--- BEGIN DATA TO USE ---

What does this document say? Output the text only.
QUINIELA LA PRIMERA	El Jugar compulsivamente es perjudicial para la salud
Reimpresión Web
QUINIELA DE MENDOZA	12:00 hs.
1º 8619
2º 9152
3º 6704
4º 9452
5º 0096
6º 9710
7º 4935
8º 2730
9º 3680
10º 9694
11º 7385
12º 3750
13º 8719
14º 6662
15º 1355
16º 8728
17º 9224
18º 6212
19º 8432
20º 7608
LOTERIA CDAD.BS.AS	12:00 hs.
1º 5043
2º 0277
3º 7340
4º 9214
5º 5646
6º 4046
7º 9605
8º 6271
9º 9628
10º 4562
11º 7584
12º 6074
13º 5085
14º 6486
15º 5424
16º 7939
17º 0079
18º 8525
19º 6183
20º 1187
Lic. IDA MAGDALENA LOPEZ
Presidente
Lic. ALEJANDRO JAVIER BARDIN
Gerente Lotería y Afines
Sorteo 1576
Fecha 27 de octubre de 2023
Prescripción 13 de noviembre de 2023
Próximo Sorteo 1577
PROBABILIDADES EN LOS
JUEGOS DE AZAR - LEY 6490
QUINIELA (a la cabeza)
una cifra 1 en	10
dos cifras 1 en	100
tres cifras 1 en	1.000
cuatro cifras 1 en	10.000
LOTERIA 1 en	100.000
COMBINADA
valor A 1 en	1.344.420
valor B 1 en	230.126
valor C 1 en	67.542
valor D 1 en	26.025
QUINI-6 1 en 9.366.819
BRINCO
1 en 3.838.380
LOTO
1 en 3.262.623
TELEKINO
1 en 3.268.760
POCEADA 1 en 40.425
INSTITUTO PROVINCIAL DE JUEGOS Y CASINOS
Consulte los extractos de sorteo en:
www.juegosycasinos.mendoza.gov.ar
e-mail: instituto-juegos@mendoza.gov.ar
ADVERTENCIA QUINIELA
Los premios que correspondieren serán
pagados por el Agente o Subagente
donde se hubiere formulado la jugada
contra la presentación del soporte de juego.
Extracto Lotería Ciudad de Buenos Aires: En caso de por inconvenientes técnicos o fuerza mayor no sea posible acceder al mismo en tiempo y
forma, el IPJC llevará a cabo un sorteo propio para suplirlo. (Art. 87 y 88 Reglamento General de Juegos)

--- END DATA TO USE ---

STATED PROBLEM: Transcribe the full listing above without leaving anything out.

REPLY TO THE TASK:
What does this document say? Output the text only.
QUINIELA LA PRIMERA	El Jugar compulsivamente es perjudicial para la salud
Reimpresión Web
QUINIELA DE MENDOZA	12:00 hs.
1º 8619
2º 9152
3º 6704
4º 9452
5º 0096
6º 9710
7º 4935
8º 2730
9º 3680
10º 9694
11º 7385
12º 3750
13º 8719
14º 6662
15º 1355
16º 8728
17º 9224
18º 6212
19º 8432
20º 7608
LOTERIA CDAD.BS.AS	12:00 hs.
1º 5043
2º 0277
3º 7340
4º 9214
5º 5646
6º 4046
7º 9605
8º 6271
9º 9628
10º 4562
11º 7584
12º 6074
13º 5085
14º 6486
15º 5424
16º 7939
17º 0079
18º 8525
19º 6183
20º 1187
Lic. IDA MAGDALENA LOPEZ
Presidente
Lic. ALEJANDRO JAVIER BARDIN
Gerente Lotería y Afines
Sorteo 1576
Fecha 27 de octubre de 2023
Prescripción 13 de noviembre de 2023
Próximo Sorteo 1577
PROBABILIDADES EN LOS
JUEGOS DE AZAR - LEY 6490
QUINIELA (a la cabeza)
una cifra 1 en	10
dos cifras 1 en	100
tres cifras 1 en	1.000
cuatro cifras 1 en	10.000
LOTERIA 1 en	100.000
COMBINADA
valor A 1 en	1.344.420
valor B 1 en	230.126
valor C 1 en	67.542
valor D 1 en	26.025
QUINI-6 1 en 9.366.819
BRINCO
1 en 3.838.380
LOTO
1 en 3.262.623
TELEKINO
1 en 3.268.760
POCEADA 1 en 40.425
INSTITUTO PROVINCIAL DE JUEGOS Y CASINOS
Consulte los extractos de sorteo en:
www.juegosycasinos.mendoza.gov.ar
e-mail: instituto-juegos@mendoza.gov.ar
ADVERTENCIA QUINIELA
Los premios que correspondieren serán
pagados por el Agente o Subagente
donde se hubiere formulado la jugada
contra la presentación del soporte de juego.
Extracto Lotería Ciudad de Buenos Aires: En caso de por inconvenientes técnicos o fuerza mayor no sea posible acceder al mismo en tiempo y
forma, el IPJC llevará a cabo un sorteo propio para suplirlo. (Art. 87 y 88 Reglamento General de Juegos)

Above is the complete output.